*** Records for this exercise

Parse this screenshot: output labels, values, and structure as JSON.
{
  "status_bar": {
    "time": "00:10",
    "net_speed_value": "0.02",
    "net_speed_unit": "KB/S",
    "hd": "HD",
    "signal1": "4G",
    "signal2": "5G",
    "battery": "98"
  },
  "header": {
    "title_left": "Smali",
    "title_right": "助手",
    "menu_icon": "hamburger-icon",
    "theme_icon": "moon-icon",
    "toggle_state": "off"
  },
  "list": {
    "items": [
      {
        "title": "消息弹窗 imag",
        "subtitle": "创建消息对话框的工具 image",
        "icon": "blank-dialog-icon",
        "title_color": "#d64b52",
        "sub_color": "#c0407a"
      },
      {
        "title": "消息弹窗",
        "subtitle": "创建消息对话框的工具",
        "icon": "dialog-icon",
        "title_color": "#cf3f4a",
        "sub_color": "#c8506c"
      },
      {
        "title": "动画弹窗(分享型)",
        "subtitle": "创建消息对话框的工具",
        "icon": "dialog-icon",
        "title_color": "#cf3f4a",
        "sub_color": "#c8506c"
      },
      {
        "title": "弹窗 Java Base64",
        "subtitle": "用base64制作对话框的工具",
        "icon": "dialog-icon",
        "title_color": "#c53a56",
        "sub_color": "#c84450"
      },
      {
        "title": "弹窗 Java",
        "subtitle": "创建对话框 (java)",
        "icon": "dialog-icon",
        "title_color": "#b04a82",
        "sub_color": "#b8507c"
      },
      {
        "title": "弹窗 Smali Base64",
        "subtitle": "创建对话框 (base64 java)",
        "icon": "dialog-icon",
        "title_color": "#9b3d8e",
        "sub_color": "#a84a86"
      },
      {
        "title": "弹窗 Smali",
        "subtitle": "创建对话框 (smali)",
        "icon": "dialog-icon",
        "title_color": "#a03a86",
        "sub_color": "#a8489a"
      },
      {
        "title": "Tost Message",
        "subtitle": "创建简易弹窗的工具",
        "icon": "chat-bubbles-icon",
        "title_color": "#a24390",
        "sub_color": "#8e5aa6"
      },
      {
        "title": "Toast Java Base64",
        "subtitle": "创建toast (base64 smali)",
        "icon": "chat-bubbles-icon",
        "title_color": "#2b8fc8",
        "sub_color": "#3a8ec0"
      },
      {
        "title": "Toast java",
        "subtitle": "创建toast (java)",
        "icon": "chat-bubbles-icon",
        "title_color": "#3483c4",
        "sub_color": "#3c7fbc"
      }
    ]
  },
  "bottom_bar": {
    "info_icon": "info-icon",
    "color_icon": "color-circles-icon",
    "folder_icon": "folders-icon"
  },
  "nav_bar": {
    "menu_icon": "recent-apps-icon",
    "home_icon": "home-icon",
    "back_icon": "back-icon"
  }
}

******

## Exercise details
Return the listing above word for word.

## Final answer
Parse this screenshot: output labels, values, and structure as JSON.
{
  "status_bar": {
    "time": "00:10",
    "net_speed_value": "0.02",
    "net_speed_unit": "KB/S",
    "hd": "HD",
    "signal1": "4G",
    "signal2": "5G",
    "battery": "98"
  },
  "header": {
    "title_left": "Smali",
    "title_right": "助手",
    "menu_icon": "hamburger-icon",
    "theme_icon": "moon-icon",
    "toggle_state": "off"
  },
  "list": {
    "items": [
      {
        "title": "消息弹窗 imag",
        "subtitle": "创建消息对话框的工具 image",
        "icon": "blank-dialog-icon",
        "title_color": "#d64b52",
        "sub_color": "#c0407a"
      },
      {
        "title": "消息弹窗",
        "subtitle": "创建消息对话框的工具",
        "icon": "dialog-icon",
        "title_color": "#cf3f4a",
        "sub_color": "#c8506c"
      },
      {
        "title": "动画弹窗(分享型)",
        "subtitle": "创建消息对话框的工具",
        "icon": "dialog-icon",
        "title_color": "#cf3f4a",
        "sub_color": "#c8506c"
      },
      {
        "title": "弹窗 Java Base64",
        "subtitle": "用base64制作对话框的工具",
        "icon": "dialog-icon",
        "title_color": "#c53a56",
        "sub_color": "#c84450"
      },
      {
        "title": "弹窗 Java",
        "subtitle": "创建对话框 (java)",
        "icon": "dialog-icon",
        "title_color": "#b04a82",
        "sub_color": "#b8507c"
      },
      {
        "title": "弹窗 Smali Base64",
        "subtitle": "创建对话框 (base64 java)",
        "icon": "dialog-icon",
        "title_color": "#9b3d8e",
        "sub_color": "#a84a86"
      },
      {
        "title": "弹窗 Smali",
        "subtitle": "创建对话框 (smali)",
        "icon": "dialog-icon",
        "title_color": "#a03a86",
        "sub_color": "#a8489a"
      },
      {
        "title": "Tost Message",
        "subtitle": "创建简易弹窗的工具",
        "icon": "chat-bubbles-icon",
        "title_color": "#a24390",
        "sub_color": "#8e5aa6"
      },
      {
        "title": "Toast Java Base64",
        "subtitle": "创建toast (base64 smali)",
        "icon": "chat-bubbles-icon",
        "title_color": "#2b8fc8",
        "sub_color": "#3a8ec0"
      },
      {
        "title": "Toast java",
        "subtitle": "创建toast (java)",
        "icon": "chat-bubbles-icon",
        "title_color": "#3483c4",
        "sub_color": "#3c7fbc"
      }
    ]
  },
  "bottom_bar": {
    "info_icon": "info-icon",
    "color_icon": "color-circles-icon",
    "folder_icon": "folders-icon"
  },
  "nav_bar": {
    "menu_icon": "recent-apps-icon",
    "home_icon": "home-icon",
    "back_icon": "back-icon"
  }
}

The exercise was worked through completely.